Instructions to follow> The data below must be copied in full and without any change.

BEGIN

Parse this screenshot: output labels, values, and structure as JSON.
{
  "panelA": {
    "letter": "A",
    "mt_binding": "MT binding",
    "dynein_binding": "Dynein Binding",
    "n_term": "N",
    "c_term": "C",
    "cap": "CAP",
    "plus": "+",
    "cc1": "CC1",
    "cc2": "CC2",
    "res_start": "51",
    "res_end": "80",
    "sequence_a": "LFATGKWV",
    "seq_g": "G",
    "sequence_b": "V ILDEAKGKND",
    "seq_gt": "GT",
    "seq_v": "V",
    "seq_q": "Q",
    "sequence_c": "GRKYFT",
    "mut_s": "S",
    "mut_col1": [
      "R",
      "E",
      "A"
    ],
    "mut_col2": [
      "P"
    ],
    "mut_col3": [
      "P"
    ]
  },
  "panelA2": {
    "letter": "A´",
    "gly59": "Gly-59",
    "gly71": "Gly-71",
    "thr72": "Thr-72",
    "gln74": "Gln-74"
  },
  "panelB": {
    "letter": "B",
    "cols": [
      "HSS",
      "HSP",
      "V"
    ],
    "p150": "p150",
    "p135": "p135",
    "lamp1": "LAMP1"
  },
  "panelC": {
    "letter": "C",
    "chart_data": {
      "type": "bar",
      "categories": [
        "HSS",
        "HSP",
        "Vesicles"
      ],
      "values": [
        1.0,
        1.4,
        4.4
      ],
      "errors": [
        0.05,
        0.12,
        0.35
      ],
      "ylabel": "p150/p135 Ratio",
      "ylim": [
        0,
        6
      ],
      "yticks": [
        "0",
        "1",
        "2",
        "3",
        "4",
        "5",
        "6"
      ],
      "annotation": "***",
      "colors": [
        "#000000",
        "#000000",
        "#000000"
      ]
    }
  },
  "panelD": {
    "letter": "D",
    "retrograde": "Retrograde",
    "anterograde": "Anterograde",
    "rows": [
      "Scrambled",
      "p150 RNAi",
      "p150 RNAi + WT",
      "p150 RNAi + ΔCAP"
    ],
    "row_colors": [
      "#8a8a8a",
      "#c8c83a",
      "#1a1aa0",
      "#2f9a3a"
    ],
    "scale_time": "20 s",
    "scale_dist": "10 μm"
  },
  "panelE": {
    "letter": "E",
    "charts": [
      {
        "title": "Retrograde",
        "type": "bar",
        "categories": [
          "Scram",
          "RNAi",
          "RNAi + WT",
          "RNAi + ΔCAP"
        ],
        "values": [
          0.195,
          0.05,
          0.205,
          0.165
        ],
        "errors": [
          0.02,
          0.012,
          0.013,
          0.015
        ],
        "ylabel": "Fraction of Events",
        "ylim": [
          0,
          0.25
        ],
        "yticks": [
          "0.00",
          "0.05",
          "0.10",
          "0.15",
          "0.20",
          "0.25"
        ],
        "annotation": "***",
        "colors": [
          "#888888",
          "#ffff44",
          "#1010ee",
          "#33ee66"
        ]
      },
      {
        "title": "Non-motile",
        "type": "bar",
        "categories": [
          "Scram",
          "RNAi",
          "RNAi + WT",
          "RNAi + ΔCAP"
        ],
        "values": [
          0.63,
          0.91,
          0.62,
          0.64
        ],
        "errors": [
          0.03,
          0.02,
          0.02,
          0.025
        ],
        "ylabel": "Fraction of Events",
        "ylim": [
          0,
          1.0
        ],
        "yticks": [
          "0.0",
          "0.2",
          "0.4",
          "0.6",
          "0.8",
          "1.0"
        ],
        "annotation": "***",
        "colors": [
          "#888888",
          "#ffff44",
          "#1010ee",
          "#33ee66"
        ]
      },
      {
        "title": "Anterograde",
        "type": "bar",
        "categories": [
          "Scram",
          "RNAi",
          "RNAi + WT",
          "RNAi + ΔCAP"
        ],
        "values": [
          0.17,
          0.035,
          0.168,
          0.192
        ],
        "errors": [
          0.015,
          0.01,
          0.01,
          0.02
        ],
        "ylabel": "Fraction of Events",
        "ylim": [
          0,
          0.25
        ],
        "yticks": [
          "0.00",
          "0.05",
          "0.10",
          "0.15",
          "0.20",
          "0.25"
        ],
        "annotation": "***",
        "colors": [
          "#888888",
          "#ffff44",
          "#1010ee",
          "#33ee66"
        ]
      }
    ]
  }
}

END

Result of this task>
Parse this screenshot: output labels, values, and structure as JSON.
{
  "panelA": {
    "letter": "A",
    "mt_binding": "MT binding",
    "dynein_binding": "Dynein Binding",
    "n_term": "N",
    "c_term": "C",
    "cap": "CAP",
    "plus": "+",
    "cc1": "CC1",
    "cc2": "CC2",
    "res_start": "51",
    "res_end": "80",
    "sequence_a": "LFATGKWV",
    "seq_g": "G",
    "sequence_b": "V ILDEAKGKND",
    "seq_gt": "GT",
    "seq_v": "V",
    "seq_q": "Q",
    "sequence_c": "GRKYFT",
    "mut_s": "S",
    "mut_col1": [
      "R",
      "E",
      "A"
    ],
    "mut_col2": [
      "P"
    ],
    "mut_col3": [
      "P"
    ]
  },
  "panelA2": {
    "letter": "A´",
    "gly59": "Gly-59",
    "gly71": "Gly-71",
    "thr72": "Thr-72",
    "gln74": "Gln-74"
  },
  "panelB": {
    "letter": "B",
    "cols": [
      "HSS",
      "HSP",
      "V"
    ],
    "p150": "p150",
    "p135": "p135",
    "lamp1": "LAMP1"
  },
  "panelC": {
    "letter": "C",
    "chart_data": {
      "type": "bar",
      "categories": [
        "HSS",
        "HSP",
        "Vesicles"
      ],
      "values": [
        1.0,
        1.4,
        4.4
      ],
      "errors": [
        0.05,
        0.12,
        0.35
      ],
      "ylabel": "p150/p135 Ratio",
      "ylim": [
        0,
        6
      ],
      "yticks": [
        "0",
        "1",
        "2",
        "3",
        "4",
        "5",
        "6"
      ],
      "annotation": "***",
      "colors": [
        "#000000",
        "#000000",
        "#000000"
      ]
    }
  },
  "panelD": {
    "letter": "D",
    "retrograde": "Retrograde",
    "anterograde": "Anterograde",
    "rows": [
      "Scrambled",
      "p150 RNAi",
      "p150 RNAi + WT",
      "p150 RNAi + ΔCAP"
    ],
    "row_colors": [
      "#8a8a8a",
      "#c8c83a",
      "#1a1aa0",
      "#2f9a3a"
    ],
    "scale_time": "20 s",
    "scale_dist": "10 μm"
  },
  "panelE": {
    "letter": "E",
    "charts": [
      {
        "title": "Retrograde",
        "type": "bar",
        "categories": [
          "Scram",
          "RNAi",
          "RNAi + WT",
          "RNAi + ΔCAP"
        ],
        "values": [
          0.195,
          0.05,
          0.205,
          0.165
        ],
        "errors": [
          0.02,
          0.012,
          0.013,
          0.015
        ],
        "ylabel": "Fraction of Events",
        "ylim": [
          0,
          0.25
        ],
        "yticks": [
          "0.00",
          "0.05",
          "0.10",
          "0.15",
          "0.20",
          "0.25"
        ],
        "annotation": "***",
        "colors": [
          "#888888",
          "#ffff44",
          "#1010ee",
          "#33ee66"
        ]
      },
      {
        "title": "Non-motile",
        "type": "bar",
        "categories": [
          "Scram",
          "RNAi",
          "RNAi + WT",
          "RNAi + ΔCAP"
        ],
        "values": [
          0.63,
          0.91,
          0.62,
          0.64
        ],
        "errors": [
          0.03,
          0.02,
          0.02,
          0.025
        ],
        "ylabel": "Fraction of Events",
        "ylim": [
          0,
          1.0
        ],
        "yticks": [
          "0.0",
          "0.2",
          "0.4",
          "0.6",
          "0.8",
          "1.0"
        ],
        "annotation": "***",
        "colors": [
          "#888888",
          "#ffff44",
          "#1010ee",
          "#33ee66"
        ]
      },
      {
        "title": "Anterograde",
        "type": "bar",
        "categories": [
          "Scram",
          "RNAi",
          "RNAi + WT",
          "RNAi + ΔCAP"
        ],
        "values": [
          0.17,
          0.035,
          0.168,
          0.192
        ],
        "errors": [
          0.015,
          0.01,
          0.01,
          0.02
        ],
        "ylabel": "Fraction of Events",
        "ylim": [
          0,
          0.25
        ],
        "yticks": [
          "0.00",
          "0.05",
          "0.10",
          "0.15",
          "0.20",
          "0.25"
        ],
        "annotation": "***",
        "colors": [
          "#888888",
          "#ffff44",
          "#1010ee",
          "#33ee66"
        ]
      }
    ]
  }
}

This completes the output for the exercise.